Written exercise - Write each record again exactly as it stands.

(Saved entries)

»»

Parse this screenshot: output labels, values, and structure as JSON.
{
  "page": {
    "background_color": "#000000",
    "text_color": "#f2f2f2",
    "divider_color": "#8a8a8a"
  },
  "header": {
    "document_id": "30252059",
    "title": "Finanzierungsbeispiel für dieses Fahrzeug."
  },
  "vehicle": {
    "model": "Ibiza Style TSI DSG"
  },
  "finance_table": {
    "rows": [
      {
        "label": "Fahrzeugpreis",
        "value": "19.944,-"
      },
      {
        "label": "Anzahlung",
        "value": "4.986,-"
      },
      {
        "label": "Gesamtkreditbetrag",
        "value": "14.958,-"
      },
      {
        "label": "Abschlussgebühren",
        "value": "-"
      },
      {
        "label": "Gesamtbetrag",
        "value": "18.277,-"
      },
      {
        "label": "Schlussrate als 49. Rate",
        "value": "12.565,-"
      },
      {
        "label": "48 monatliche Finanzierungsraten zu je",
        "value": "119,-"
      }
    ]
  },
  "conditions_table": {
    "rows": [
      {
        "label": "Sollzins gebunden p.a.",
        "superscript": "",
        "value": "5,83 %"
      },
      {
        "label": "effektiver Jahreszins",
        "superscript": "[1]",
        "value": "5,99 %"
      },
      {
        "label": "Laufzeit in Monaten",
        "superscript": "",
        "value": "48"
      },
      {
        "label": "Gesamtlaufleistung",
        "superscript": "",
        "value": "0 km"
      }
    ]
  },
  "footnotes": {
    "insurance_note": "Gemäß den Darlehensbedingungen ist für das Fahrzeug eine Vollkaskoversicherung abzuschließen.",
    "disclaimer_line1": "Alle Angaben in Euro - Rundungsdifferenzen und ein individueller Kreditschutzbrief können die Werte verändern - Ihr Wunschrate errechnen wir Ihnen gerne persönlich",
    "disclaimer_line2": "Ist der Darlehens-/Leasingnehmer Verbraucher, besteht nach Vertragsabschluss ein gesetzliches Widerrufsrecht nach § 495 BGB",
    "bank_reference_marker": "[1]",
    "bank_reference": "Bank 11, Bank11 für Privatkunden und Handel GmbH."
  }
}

««

Result of the exercise -
Parse this screenshot: output labels, values, and structure as JSON.
{
  "page": {
    "background_color": "#000000",
    "text_color": "#f2f2f2",
    "divider_color": "#8a8a8a"
  },
  "header": {
    "document_id": "30252059",
    "title": "Finanzierungsbeispiel für dieses Fahrzeug."
  },
  "vehicle": {
    "model": "Ibiza Style TSI DSG"
  },
  "finance_table": {
    "rows": [
      {
        "label": "Fahrzeugpreis",
        "value": "19.944,-"
      },
      {
        "label": "Anzahlung",
        "value": "4.986,-"
      },
      {
        "label": "Gesamtkreditbetrag",
        "value": "14.958,-"
      },
      {
        "label": "Abschlussgebühren",
        "value": "-"
      },
      {
        "label": "Gesamtbetrag",
        "value": "18.277,-"
      },
      {
        "label": "Schlussrate als 49. Rate",
        "value": "12.565,-"
      },
      {
        "label": "48 monatliche Finanzierungsraten zu je",
        "value": "119,-"
      }
    ]
  },
  "conditions_table": {
    "rows": [
      {
        "label": "Sollzins gebunden p.a.",
        "superscript": "",
        "value": "5,83 %"
      },
      {
        "label": "effektiver Jahreszins",
        "superscript": "[1]",
        "value": "5,99 %"
      },
      {
        "label": "Laufzeit in Monaten",
        "superscript": "",
        "value": "48"
      },
      {
        "label": "Gesamtlaufleistung",
        "superscript": "",
        "value": "0 km"
      }
    ]
  },
  "footnotes": {
    "insurance_note": "Gemäß den Darlehensbedingungen ist für das Fahrzeug eine Vollkaskoversicherung abzuschließen.",
    "disclaimer_line1": "Alle Angaben in Euro - Rundungsdifferenzen und ein individueller Kreditschutzbrief können die Werte verändern - Ihr Wunschrate errechnen wir Ihnen gerne persönlich",
    "disclaimer_line2": "Ist der Darlehens-/Leasingnehmer Verbraucher, besteht nach Vertragsabschluss ein gesetzliches Widerrufsrecht nach § 495 BGB",
    "bank_reference_marker": "[1]",
    "bank_reference": "Bank 11, Bank11 für Privatkunden und Handel GmbH."
  }
}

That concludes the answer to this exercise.